▶ [WRITTEN TASK]:
Search the listing below for "listening". Copy each matching line.
--- Begin INPUT ROWS ---
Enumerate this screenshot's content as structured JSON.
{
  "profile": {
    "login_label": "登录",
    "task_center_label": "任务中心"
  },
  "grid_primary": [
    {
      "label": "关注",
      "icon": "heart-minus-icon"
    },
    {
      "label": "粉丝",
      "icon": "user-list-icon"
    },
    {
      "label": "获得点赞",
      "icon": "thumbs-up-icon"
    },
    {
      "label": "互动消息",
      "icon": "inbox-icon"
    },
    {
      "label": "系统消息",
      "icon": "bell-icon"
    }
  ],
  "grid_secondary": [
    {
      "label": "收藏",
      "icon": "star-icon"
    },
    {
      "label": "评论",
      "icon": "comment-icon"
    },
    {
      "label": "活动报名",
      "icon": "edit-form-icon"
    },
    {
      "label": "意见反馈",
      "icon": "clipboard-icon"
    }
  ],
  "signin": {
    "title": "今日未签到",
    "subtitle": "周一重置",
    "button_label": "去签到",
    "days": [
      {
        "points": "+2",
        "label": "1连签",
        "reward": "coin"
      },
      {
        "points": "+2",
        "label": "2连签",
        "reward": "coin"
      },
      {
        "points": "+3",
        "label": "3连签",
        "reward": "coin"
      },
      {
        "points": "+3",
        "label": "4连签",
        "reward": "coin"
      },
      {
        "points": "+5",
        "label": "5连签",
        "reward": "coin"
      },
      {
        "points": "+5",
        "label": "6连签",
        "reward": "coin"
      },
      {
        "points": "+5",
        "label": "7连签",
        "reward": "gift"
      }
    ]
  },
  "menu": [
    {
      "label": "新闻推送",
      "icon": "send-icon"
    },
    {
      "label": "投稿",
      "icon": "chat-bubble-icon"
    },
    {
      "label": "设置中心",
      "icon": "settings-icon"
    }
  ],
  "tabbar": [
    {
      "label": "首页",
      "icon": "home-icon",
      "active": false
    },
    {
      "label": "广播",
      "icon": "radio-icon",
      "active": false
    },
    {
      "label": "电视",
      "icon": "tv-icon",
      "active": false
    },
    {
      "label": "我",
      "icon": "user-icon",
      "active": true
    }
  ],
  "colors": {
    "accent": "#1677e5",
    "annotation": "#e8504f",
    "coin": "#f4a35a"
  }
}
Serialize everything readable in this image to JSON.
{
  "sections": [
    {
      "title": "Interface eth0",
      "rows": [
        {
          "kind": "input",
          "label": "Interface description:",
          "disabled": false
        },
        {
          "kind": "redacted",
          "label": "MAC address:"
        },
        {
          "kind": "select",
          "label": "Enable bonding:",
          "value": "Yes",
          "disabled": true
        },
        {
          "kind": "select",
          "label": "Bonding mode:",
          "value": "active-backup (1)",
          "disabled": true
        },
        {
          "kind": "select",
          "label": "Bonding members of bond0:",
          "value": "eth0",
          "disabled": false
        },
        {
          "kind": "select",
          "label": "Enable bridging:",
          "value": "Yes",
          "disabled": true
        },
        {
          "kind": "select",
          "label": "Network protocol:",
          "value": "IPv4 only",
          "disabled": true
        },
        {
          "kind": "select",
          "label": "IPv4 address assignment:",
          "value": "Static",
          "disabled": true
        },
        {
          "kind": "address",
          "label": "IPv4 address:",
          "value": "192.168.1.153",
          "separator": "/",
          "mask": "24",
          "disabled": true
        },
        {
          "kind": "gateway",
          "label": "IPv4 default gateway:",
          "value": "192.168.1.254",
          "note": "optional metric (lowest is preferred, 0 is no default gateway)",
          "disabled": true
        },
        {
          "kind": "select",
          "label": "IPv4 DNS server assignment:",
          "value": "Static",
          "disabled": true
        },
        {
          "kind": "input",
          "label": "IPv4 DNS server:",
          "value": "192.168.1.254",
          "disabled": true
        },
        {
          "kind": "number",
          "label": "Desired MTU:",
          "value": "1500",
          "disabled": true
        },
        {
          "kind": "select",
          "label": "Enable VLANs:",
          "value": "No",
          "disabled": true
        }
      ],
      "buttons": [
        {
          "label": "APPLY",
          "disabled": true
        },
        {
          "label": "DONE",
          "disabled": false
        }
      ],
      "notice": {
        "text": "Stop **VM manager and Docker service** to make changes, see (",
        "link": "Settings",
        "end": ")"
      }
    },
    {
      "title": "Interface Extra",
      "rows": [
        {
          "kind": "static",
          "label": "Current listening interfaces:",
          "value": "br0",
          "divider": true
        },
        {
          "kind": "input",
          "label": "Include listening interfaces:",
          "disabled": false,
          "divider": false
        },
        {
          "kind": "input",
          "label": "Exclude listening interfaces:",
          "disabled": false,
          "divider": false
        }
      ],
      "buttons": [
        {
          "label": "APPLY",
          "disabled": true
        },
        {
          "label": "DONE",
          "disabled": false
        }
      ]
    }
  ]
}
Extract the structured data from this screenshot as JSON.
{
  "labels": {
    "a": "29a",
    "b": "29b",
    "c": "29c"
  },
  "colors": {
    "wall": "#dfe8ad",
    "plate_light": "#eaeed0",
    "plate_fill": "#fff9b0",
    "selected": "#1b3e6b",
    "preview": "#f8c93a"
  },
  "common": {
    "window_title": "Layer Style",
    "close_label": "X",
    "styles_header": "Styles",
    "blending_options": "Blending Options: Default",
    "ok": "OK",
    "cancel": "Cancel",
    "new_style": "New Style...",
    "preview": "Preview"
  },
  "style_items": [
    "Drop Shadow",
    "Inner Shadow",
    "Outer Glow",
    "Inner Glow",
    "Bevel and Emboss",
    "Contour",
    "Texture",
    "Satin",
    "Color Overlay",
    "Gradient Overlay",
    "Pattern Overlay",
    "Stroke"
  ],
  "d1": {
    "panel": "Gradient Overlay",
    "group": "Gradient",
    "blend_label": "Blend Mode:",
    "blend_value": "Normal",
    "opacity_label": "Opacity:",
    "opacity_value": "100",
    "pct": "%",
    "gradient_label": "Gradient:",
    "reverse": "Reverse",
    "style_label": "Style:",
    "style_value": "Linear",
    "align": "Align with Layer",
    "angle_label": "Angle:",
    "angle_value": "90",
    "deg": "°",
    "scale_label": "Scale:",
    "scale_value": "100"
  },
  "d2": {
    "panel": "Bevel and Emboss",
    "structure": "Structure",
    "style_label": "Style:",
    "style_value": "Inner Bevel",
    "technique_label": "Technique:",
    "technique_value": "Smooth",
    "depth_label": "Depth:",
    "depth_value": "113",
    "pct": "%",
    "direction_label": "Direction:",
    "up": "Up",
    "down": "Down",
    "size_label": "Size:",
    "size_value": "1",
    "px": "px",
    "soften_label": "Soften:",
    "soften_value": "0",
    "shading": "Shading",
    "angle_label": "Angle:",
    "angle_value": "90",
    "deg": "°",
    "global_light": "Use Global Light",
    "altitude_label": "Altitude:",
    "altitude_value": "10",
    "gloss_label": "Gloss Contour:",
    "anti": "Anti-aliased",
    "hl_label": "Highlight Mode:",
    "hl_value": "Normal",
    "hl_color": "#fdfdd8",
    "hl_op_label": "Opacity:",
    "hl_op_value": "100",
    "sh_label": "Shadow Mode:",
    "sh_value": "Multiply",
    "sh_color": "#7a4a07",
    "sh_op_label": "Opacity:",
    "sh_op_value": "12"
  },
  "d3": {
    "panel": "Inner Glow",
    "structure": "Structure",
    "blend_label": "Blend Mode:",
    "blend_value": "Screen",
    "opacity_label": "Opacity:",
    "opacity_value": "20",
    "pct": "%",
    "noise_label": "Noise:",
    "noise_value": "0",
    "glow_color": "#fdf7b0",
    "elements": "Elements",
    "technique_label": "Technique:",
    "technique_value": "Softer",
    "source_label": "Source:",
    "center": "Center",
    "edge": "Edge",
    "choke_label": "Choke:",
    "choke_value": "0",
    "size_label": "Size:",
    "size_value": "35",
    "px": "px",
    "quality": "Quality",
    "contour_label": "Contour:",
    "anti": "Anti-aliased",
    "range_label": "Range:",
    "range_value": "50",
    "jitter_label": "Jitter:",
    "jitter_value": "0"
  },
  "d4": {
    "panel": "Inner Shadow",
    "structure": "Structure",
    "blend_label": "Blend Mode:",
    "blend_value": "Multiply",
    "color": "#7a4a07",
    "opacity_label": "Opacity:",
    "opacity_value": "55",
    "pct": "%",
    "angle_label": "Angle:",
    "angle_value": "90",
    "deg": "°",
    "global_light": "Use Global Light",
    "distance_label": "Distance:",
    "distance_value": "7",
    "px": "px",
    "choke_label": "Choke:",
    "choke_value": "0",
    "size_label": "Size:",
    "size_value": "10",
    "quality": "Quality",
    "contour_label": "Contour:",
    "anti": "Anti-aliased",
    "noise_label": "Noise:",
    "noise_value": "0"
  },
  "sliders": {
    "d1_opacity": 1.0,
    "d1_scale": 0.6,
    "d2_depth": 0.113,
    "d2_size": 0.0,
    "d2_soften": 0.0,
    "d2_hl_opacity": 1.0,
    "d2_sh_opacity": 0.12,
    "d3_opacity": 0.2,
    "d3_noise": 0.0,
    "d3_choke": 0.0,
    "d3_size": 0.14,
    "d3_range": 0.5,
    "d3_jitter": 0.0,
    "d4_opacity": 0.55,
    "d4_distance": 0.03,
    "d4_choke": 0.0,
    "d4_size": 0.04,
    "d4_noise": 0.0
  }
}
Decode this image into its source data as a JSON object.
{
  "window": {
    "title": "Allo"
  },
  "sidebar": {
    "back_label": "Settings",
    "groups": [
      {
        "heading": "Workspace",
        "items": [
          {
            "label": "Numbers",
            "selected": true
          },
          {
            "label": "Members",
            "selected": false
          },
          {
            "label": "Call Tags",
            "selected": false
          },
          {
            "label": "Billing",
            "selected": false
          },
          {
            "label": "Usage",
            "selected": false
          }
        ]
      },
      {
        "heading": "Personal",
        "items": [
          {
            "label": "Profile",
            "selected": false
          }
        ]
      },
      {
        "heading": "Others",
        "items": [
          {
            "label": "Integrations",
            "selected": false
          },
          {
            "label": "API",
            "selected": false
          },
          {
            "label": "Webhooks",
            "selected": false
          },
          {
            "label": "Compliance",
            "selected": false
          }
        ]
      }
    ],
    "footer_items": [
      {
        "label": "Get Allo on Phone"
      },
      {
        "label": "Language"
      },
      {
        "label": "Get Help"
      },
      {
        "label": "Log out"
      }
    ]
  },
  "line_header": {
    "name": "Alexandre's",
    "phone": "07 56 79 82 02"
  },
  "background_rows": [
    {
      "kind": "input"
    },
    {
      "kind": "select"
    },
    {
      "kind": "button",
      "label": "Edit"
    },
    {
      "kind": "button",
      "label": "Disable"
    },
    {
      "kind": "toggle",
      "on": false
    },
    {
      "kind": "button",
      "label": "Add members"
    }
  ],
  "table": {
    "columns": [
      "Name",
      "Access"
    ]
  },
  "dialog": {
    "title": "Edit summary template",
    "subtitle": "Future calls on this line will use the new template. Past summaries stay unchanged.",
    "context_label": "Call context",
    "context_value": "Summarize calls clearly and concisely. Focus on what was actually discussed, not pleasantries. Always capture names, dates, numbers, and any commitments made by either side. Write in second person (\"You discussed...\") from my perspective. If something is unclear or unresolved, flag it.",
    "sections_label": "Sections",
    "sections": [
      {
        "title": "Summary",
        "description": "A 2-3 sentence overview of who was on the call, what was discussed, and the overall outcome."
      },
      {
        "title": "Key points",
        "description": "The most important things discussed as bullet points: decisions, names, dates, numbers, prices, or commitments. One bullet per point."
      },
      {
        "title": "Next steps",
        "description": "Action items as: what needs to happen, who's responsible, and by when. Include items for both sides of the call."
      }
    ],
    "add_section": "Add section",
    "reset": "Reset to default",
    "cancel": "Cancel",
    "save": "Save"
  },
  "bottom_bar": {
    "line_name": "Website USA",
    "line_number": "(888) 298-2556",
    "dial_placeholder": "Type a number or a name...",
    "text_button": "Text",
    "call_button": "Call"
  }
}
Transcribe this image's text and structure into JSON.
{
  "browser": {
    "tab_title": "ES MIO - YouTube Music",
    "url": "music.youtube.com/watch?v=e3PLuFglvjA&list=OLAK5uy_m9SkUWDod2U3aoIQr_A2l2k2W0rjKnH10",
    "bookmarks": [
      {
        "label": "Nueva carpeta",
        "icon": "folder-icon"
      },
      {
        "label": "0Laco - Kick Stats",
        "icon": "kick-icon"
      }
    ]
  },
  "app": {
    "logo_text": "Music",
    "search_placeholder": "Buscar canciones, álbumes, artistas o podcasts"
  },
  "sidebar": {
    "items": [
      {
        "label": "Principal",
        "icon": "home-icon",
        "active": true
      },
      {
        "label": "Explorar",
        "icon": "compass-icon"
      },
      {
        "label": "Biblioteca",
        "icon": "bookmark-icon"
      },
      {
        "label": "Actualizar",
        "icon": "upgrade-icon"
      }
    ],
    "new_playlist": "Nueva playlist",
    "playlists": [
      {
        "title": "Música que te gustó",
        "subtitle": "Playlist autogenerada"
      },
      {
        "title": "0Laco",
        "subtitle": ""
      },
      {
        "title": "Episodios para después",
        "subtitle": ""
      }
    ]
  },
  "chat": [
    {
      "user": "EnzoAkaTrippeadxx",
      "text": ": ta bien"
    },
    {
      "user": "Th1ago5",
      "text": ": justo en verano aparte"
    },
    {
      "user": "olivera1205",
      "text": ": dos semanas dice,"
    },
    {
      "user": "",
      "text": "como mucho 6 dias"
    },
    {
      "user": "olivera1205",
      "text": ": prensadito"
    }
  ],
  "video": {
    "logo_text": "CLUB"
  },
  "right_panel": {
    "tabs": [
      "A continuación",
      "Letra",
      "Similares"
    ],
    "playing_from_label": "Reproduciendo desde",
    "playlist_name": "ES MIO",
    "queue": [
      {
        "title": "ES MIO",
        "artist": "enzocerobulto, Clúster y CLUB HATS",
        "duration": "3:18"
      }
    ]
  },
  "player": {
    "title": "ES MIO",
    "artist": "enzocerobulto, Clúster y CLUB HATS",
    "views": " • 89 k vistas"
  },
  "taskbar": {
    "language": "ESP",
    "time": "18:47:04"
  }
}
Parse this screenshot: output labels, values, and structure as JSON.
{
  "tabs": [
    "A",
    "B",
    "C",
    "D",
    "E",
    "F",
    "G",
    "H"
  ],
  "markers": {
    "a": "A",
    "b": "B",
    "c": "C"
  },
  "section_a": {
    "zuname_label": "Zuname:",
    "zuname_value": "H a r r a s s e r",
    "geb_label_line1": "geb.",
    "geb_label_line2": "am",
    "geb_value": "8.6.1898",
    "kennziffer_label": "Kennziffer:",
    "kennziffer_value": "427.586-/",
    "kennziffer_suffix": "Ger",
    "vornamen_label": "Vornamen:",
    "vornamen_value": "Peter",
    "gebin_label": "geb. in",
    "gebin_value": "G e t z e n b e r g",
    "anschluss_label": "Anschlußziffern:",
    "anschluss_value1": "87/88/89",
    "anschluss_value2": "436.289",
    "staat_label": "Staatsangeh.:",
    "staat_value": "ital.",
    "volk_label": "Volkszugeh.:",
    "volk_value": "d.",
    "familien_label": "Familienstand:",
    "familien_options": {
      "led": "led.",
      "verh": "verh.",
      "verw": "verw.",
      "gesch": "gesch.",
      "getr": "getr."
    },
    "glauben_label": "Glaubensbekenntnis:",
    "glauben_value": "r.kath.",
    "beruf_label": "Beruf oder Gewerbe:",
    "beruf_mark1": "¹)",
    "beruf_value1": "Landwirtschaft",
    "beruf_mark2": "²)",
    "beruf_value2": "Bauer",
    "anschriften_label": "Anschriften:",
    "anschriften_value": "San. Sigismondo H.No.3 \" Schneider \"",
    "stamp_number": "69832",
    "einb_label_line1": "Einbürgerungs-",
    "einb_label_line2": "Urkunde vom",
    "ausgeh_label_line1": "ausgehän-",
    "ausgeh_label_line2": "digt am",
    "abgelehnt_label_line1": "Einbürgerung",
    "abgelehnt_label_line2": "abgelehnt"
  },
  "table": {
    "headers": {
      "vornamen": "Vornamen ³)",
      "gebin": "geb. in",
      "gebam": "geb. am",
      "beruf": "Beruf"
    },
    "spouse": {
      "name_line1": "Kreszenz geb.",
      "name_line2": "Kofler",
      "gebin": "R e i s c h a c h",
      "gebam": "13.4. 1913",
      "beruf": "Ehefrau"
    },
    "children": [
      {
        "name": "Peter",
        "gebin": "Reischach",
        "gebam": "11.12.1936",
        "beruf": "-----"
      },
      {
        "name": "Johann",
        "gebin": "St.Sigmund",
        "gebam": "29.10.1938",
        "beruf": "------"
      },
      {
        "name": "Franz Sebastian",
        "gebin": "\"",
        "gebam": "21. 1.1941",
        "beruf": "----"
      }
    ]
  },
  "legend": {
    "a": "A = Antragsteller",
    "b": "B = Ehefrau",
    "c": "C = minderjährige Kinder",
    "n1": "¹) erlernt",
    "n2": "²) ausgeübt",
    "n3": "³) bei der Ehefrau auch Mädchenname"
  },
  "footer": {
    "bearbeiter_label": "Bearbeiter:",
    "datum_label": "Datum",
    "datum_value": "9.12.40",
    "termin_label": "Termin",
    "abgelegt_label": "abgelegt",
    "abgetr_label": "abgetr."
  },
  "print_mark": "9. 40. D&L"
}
--- End INPUT ROWS ---
▶ [RESULT]:
          "label": "Current listening interfaces:",
          "label": "Include listening interfaces:",
          "label": "Exclude listening interfaces:",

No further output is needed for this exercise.